== The problem ==
Leave out the pictures, and reproduce exactly the lines from the line containing "Convert this document image to plain text." through the final line of the entries.

== Source material ==
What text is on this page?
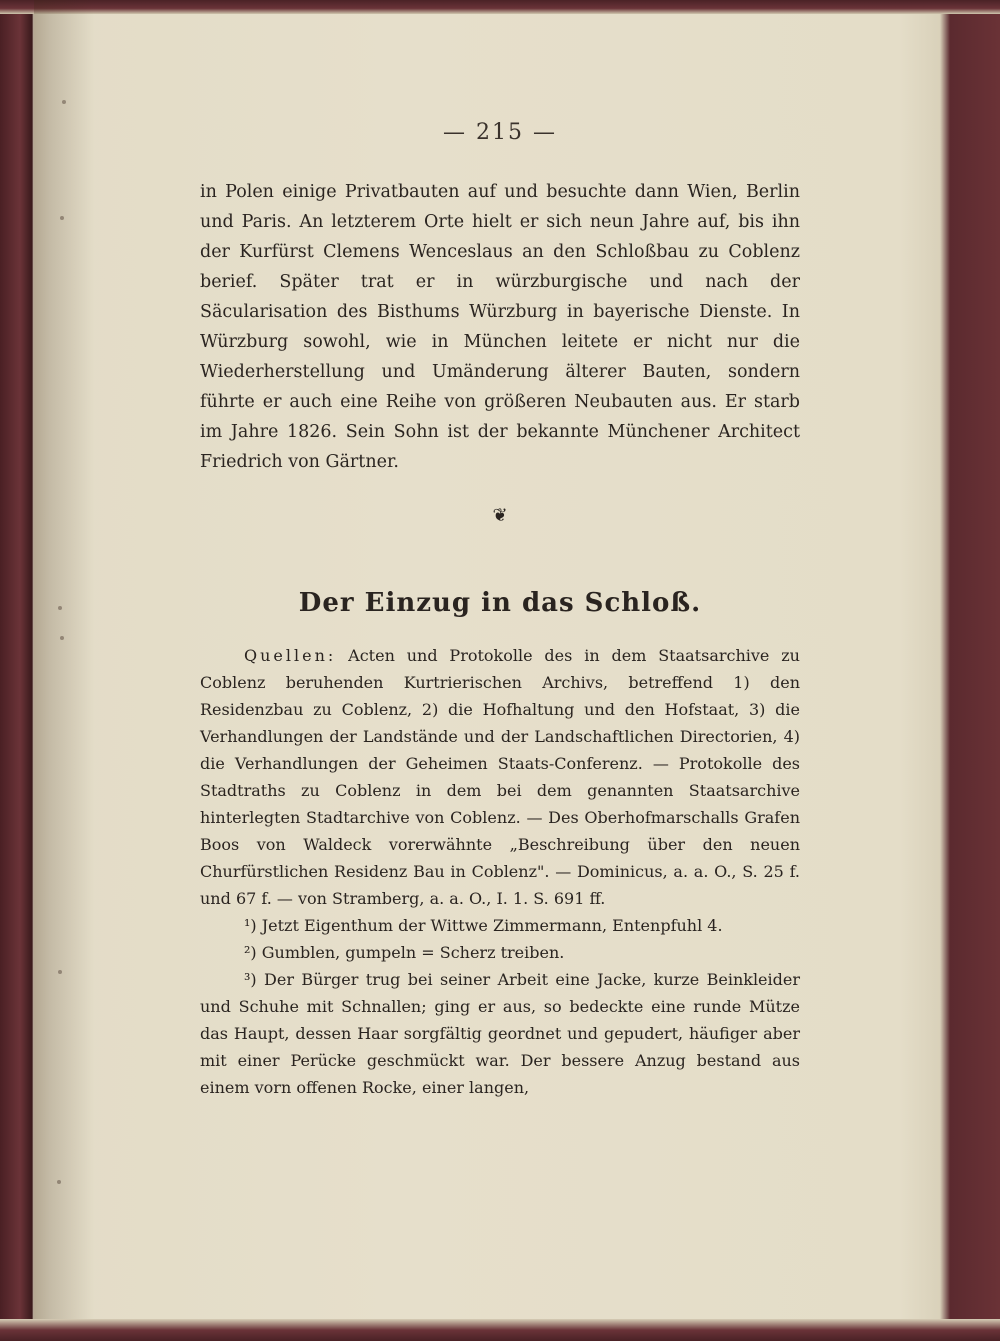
— 215 —

in Polen einige Privatbauten auf und besuchte dann Wien, Berlin und Paris. An letzterem Orte hielt er sich neun Jahre auf, bis ihn der Kurfürst Clemens Wenceslaus an den Schloßbau zu Coblenz berief. Später trat er in würzburgische und nach der Säcularisation des Bisthums Würzburg in bayerische Dienste. In Würzburg sowohl, wie in München leitete er nicht nur die Wiederherstellung und Umänderung älterer Bauten, sondern führte er auch eine Reihe von größeren Neubauten aus. Er starb im Jahre 1826. Sein Sohn ist der bekannte Münchener Architect Friedrich von Gärtner.

❦
Der Einzug in das Schloß.

Quellen: Acten und Protokolle des in dem Staatsarchive zu Coblenz beruhenden Kurtrierischen Archivs, betreffend 1) den Residenzbau zu Coblenz, 2) die Hofhaltung und den Hofstaat, 3) die Verhandlungen der Landstände und der Landschaftlichen Directorien, 4) die Verhandlungen der Geheimen Staats-Conferenz. — Protokolle des Stadtraths zu Coblenz in dem bei dem genannten Staatsarchive hinterlegten Stadtarchive von Coblenz. — Des Oberhofmarschalls Grafen Boos von Waldeck vorerwähnte „Beschreibung über den neuen Churfürstlichen Residenz Bau in Coblenz". — Dominicus, a. a. O., S. 25 f. und 67 f. — von Stramberg, a. a. O., I. 1. S. 691 ff.

¹) Jetzt Eigenthum der Wittwe Zimmermann, Entenpfuhl 4.

²) Gumblen, gumpeln = Scherz treiben.

³) Der Bürger trug bei seiner Arbeit eine Jacke, kurze Beinkleider und Schuhe mit Schnallen; ging er aus, so bedeckte eine runde Mütze das Haupt, dessen Haar sorgfältig geordnet und gepudert, häufiger aber mit einer Perücke geschmückt war. Der bessere Anzug bestand aus einem vorn offenen Rocke, einer langen,
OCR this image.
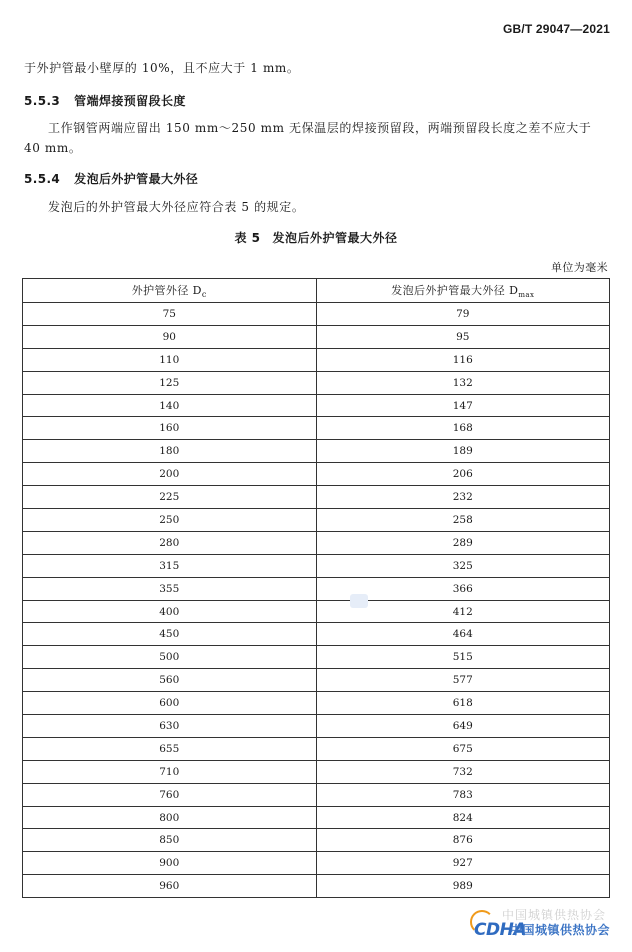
GB/T 29047—2021
于外护管最小壁厚的 10%，且不应大于 1 mm。
5.5.3 管端焊接预留段长度
工作钢管两端应留出 150 mm～250 mm 无保温层的焊接预留段，两端预留段长度之差不应大于
40 mm。
5.5.4 发泡后外护管最大外径
发泡后的外护管最大外径应符合表 5 的规定。
表 5 发泡后外护管最大外径
单位为毫米
外护管外径 $D_c$	发泡后外护管最大外径 $D_{max}$
75	79
90	95
110	116
125	132
140	147
160	168
180	189
200	206
225	232
250	258
280	289
315	325
355	366
400	412
450	464
500	515
560	577
600	618
630	649
655	675
710	732
760	783
800	824
850	876
900	927
960	989
中国城镇供热协会
CDHA
中国城镇供热协会
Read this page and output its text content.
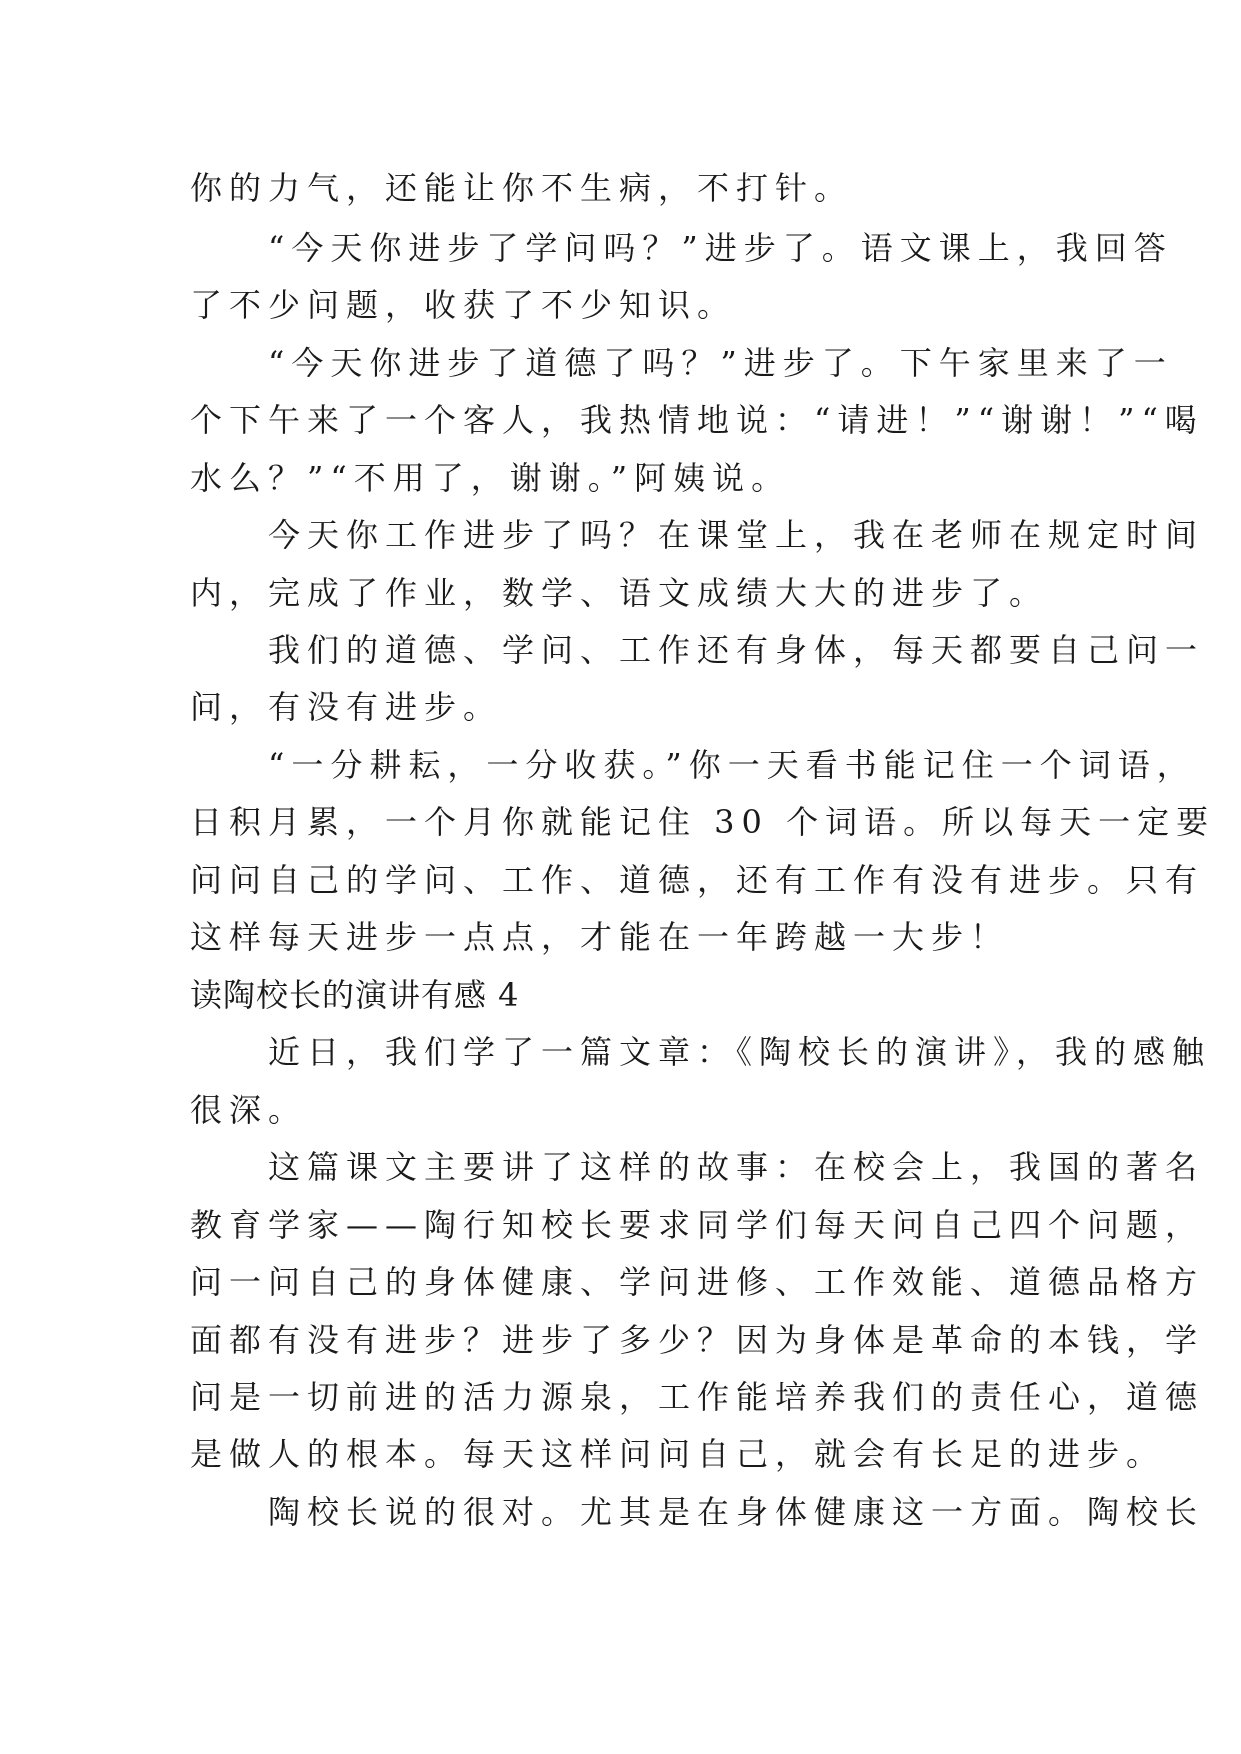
你的力气，还能让你不生病，不打针。
　　“今天你进步了学问吗？”进步了。语文课上，我回答
了不少问题，收获了不少知识。
　　“今天你进步了道德了吗？”进步了。下午家里来了一
个下午来了一个客人，我热情地说：“请进！”“谢谢！”“喝
水么？”“不用了，谢谢。”阿姨说。
　　今天你工作进步了吗？在课堂上，我在老师在规定时间
内，完成了作业，数学、语文成绩大大的进步了。
　　我们的道德、学问、工作还有身体，每天都要自己问一
问，有没有进步。
　　“一分耕耘，一分收获。”你一天看书能记住一个词语，
日积月累，一个月你就能记住 30 个词语。所以每天一定要
问问自己的学问、工作、道德，还有工作有没有进步。只有
这样每天进步一点点，才能在一年跨越一大步！
读陶校长的演讲有感 4
　　近日，我们学了一篇文章：《陶校长的演讲》，我的感触
很深。
　　这篇课文主要讲了这样的故事：在校会上，我国的著名
教育学家——陶行知校长要求同学们每天问自己四个问题，
问一问自己的身体健康、学问进修、工作效能、道德品格方
面都有没有进步？进步了多少？因为身体是革命的本钱，学
问是一切前进的活力源泉，工作能培养我们的责任心，道德
是做人的根本。每天这样问问自己，就会有长足的进步。
　　陶校长说的很对。尤其是在身体健康这一方面。陶校长
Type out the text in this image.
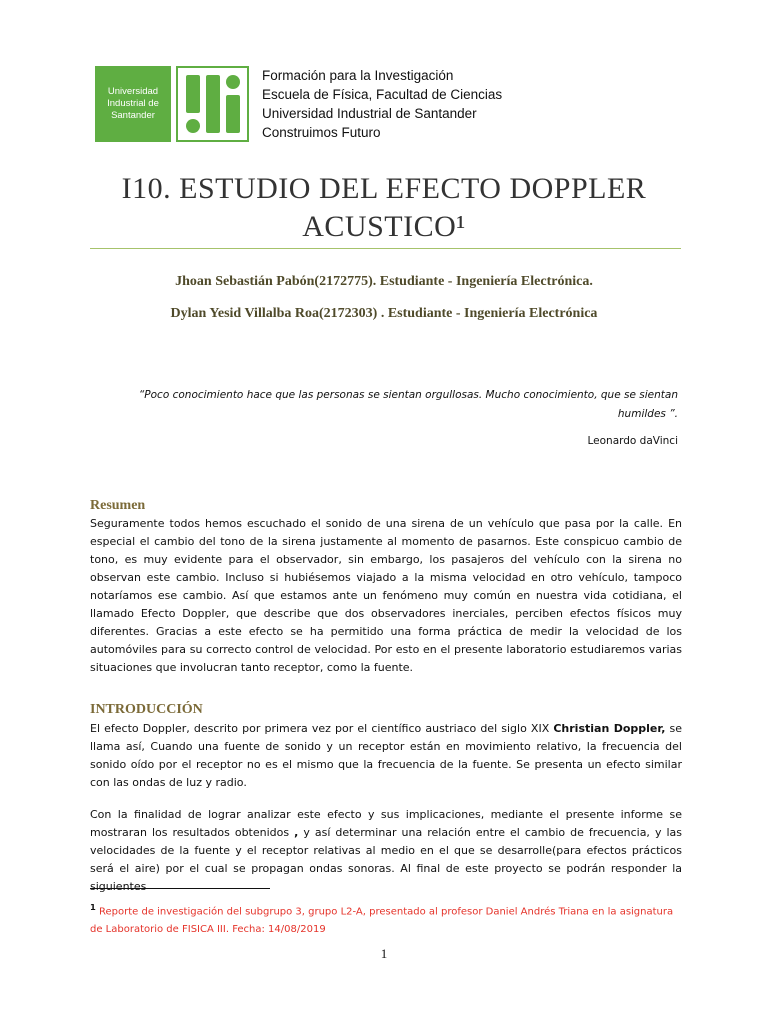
Universidad
Industrial de
Santander
Formación para la Investigación
Escuela de Física, Facultad de Ciencias
Universidad Industrial de Santander
Construimos Futuro
I10. ESTUDIO DEL EFECTO DOPPLER
ACUSTICO¹
Jhoan Sebastián Pabón(2172775). Estudiante - Ingeniería Electrónica.
Dylan Yesid Villalba Roa(2172303) . Estudiante - Ingeniería Electrónica
“Poco conocimiento hace que las personas se sientan orgullosas. Mucho conocimiento, que se sientan humildes ”.
Leonardo daVinci
Resumen
Seguramente todos hemos escuchado el sonido de una sirena de un vehículo que pasa por la calle. En especial el cambio del tono de la sirena justamente al momento de pasarnos. Este conspicuo cambio de tono, es muy evidente para el observador, sin embargo, los pasajeros del vehículo con la sirena no observan este cambio. Incluso si hubiésemos viajado a la misma velocidad en otro vehículo, tampoco notaríamos ese cambio. Así que estamos ante un fenómeno muy común en nuestra vida cotidiana, el llamado Efecto Doppler, que describe que dos observadores inerciales, perciben efectos físicos muy diferentes. Gracias a este efecto se ha permitido una forma práctica de medir la velocidad de los automóviles para su correcto control de velocidad. Por esto en el presente laboratorio estudiaremos varias situaciones que involucran tanto receptor, como la fuente.
INTRODUCCIÓN
El efecto Doppler, descrito por primera vez por el científico austriaco del siglo XIX Christian Doppler, se llama así, Cuando una fuente de sonido y un receptor están en movimiento relativo, la frecuencia del sonido oído por el receptor no es el mismo que la frecuencia de la fuente. Se presenta un efecto similar con las ondas de luz y radio.
Con la finalidad de lograr analizar este efecto y sus implicaciones, mediante el presente informe se mostraran los resultados obtenidos , y así determinar una relación entre el cambio de frecuencia, y las velocidades de la fuente y el receptor relativas al medio en el que se desarrolle(para efectos prácticos será el aire) por el cual se propagan ondas sonoras. Al final de este proyecto se podrán responder la siguientes
$^1$ Reporte de investigación del subgrupo 3, grupo L2-A, presentado al profesor Daniel Andrés Triana en la asignatura de Laboratorio de FISICA III. Fecha: 14/08/2019
1
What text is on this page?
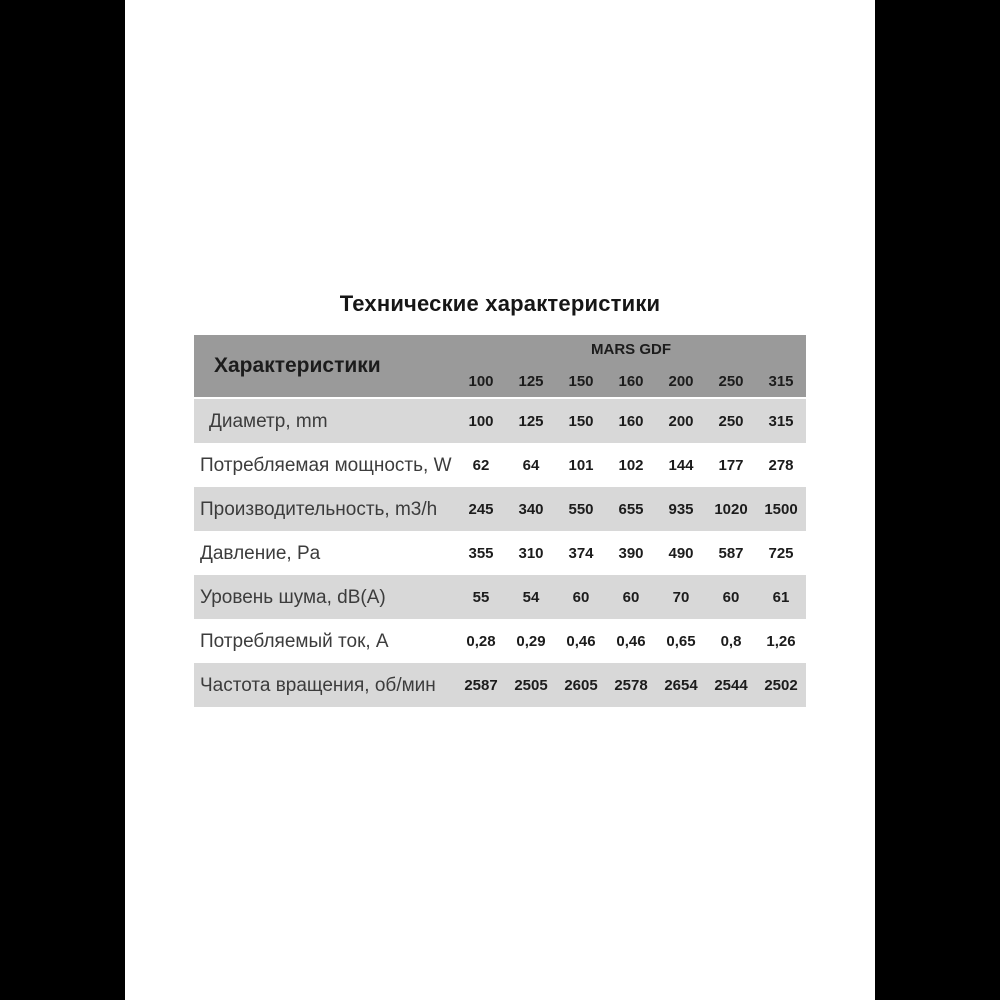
Технические характеристики
Характеристики
MARS GDF
100	125	150	160	200	250	315
Диаметр, mm	100	125	150	160	200	250	315
Потребляемая мощность, W	62	64	101	102	144	177	278
Производительность, m3/h	245	340	550	655	935	1020	1500
Давление, Pa	355	310	374	390	490	587	725
Уровень шума, dB(A)	55	54	60	60	70	60	61
Потребляемый ток, А	0,28	0,29	0,46	0,46	0,65	0,8	1,26
Частота вращения, об/мин	2587	2505	2605	2578	2654	2544	2502
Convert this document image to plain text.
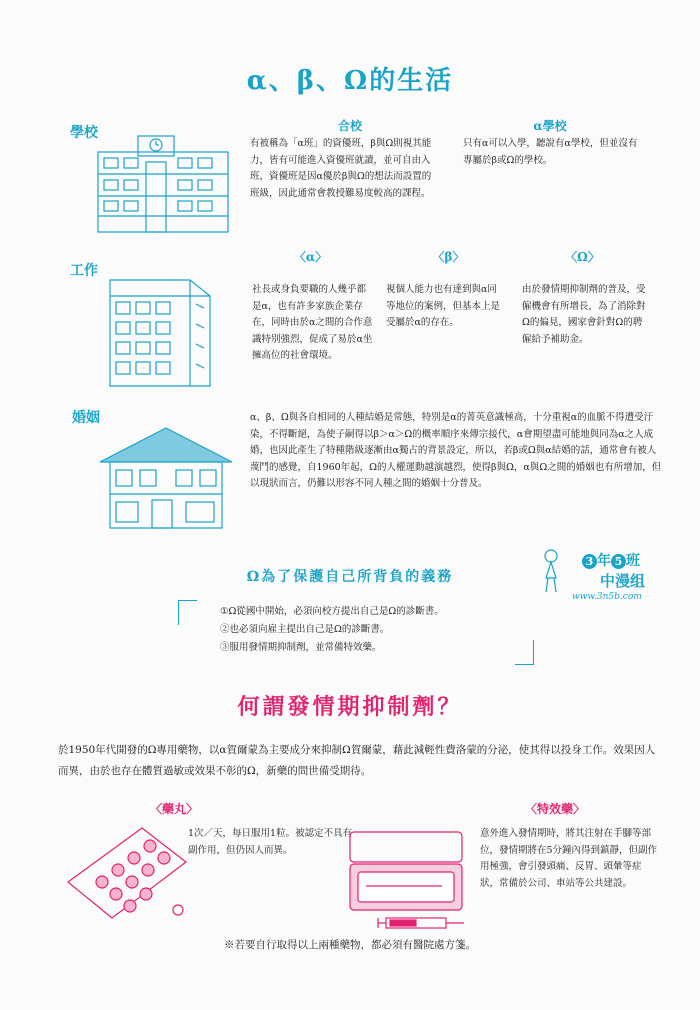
α、β、Ω的生活
學校	合校
有被稱為「α班」的資優班，β與Ω則視其能力，皆有可能進入資優班就讀，並可自由入班，資優班是因α優於β與Ω的想法而設置的班級，因此通常會教授難易度較高的課程。
α學校
只有α可以入學，聽說有α學校，但並沒有專屬於β或Ω的學校。
工作
〈α〉
社長或身負要職的人幾乎都是α，也有許多家族企業存在，同時由於α之間的合作意識特別強烈，促成了易於α坐擁高位的社會環境。
〈β〉
視個人能力也有達到與α同等地位的案例，但基本上是受屬於α的存在。
〈Ω〉
由於發情期抑制劑的普及，受僱機會有所增長，為了消除對Ω的偏見，國家會針對Ω的聘僱給予補助金。
婚姻	α、β、Ω與各自相同的人種結婚是常態，特別是α的菁英意識極高，十分重視α的血脈不得遭受汙染，不得斷絕，為使子嗣得以β＞α＞Ω的概率順序來傳宗接代，α會期望盡可能地與同為α之人成婚，也因此產生了特種階級逐漸由α獨占的背景設定，所以，若β或Ω與α結婚的話，通常會有被人蔑鬥的感覺，自1960年起，Ω的人權運動越演越烈，使得β與Ω，α與Ω之間的婚姻也有所增加，但以現狀而言，仍難以形容不同人種之間的婚姻十分普及。
Ω為了保護自己所背負的義務
①Ω從國中開始，必須向校方提出自己是Ω的診斷書。
②也必須向雇主提出自己是Ω的診斷書。
③服用發情期抑制劑，並常備特效藥。
3 年 5 班
中漫组
www.3n5b.com
何謂發情期抑制劑？
於1950年代開發的Ω專用藥物，以α賀爾蒙為主要成分來抑制Ω賀爾蒙，藉此減輕性費洛蒙的分泌，使其得以投身工作。效果因人而異，由於也存在體質過敏或效果不彰的Ω，新藥的問世備受期待。
〈藥丸〉
1次／天，每日服用1粒。被認定不具有副作用，但仍因人而異。
〈特效藥〉
意外進入發情期時，將其注射在手腳等部位，發情期將在5分鐘內得到鎮靜，但副作用極強，會引發頭痛、反胃、頭暈等症狀，常備於公司、車站等公共建設。
※若要自行取得以上兩種藥物，都必須有醫院處方箋。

== Task answer ==
Convert this document image to plain text.
α、β、Ω的生活
學校	合校
有被稱為「α班」的資優班，β與Ω則視其能力，皆有可能進入資優班就讀，並可自由入班，資優班是因α優於β與Ω的想法而設置的班級，因此通常會教授難易度較高的課程。
α學校
只有α可以入學，聽說有α學校，但並沒有專屬於β或Ω的學校。
工作
〈α〉
社長或身負要職的人幾乎都是α，也有許多家族企業存在，同時由於α之間的合作意識特別強烈，促成了易於α坐擁高位的社會環境。
〈β〉
視個人能力也有達到與α同等地位的案例，但基本上是受屬於α的存在。
〈Ω〉
由於發情期抑制劑的普及，受僱機會有所增長，為了消除對Ω的偏見，國家會針對Ω的聘僱給予補助金。
婚姻	α、β、Ω與各自相同的人種結婚是常態，特別是α的菁英意識極高，十分重視α的血脈不得遭受汙染，不得斷絕，為使子嗣得以β＞α＞Ω的概率順序來傳宗接代，α會期望盡可能地與同為α之人成婚，也因此產生了特種階級逐漸由α獨占的背景設定，所以，若β或Ω與α結婚的話，通常會有被人蔑鬥的感覺，自1960年起，Ω的人權運動越演越烈，使得β與Ω，α與Ω之間的婚姻也有所增加，但以現狀而言，仍難以形容不同人種之間的婚姻十分普及。
Ω為了保護自己所背負的義務
①Ω從國中開始，必須向校方提出自己是Ω的診斷書。
②也必須向雇主提出自己是Ω的診斷書。
③服用發情期抑制劑，並常備特效藥。
3 年 5 班
中漫组
www.3n5b.com
何謂發情期抑制劑？
於1950年代開發的Ω專用藥物，以α賀爾蒙為主要成分來抑制Ω賀爾蒙，藉此減輕性費洛蒙的分泌，使其得以投身工作。效果因人而異，由於也存在體質過敏或效果不彰的Ω，新藥的問世備受期待。
〈藥丸〉
1次／天，每日服用1粒。被認定不具有副作用，但仍因人而異。
〈特效藥〉
意外進入發情期時，將其注射在手腳等部位，發情期將在5分鐘內得到鎮靜，但副作用極強，會引發頭痛、反胃、頭暈等症狀，常備於公司、車站等公共建設。
※若要自行取得以上兩種藥物，都必須有醫院處方箋。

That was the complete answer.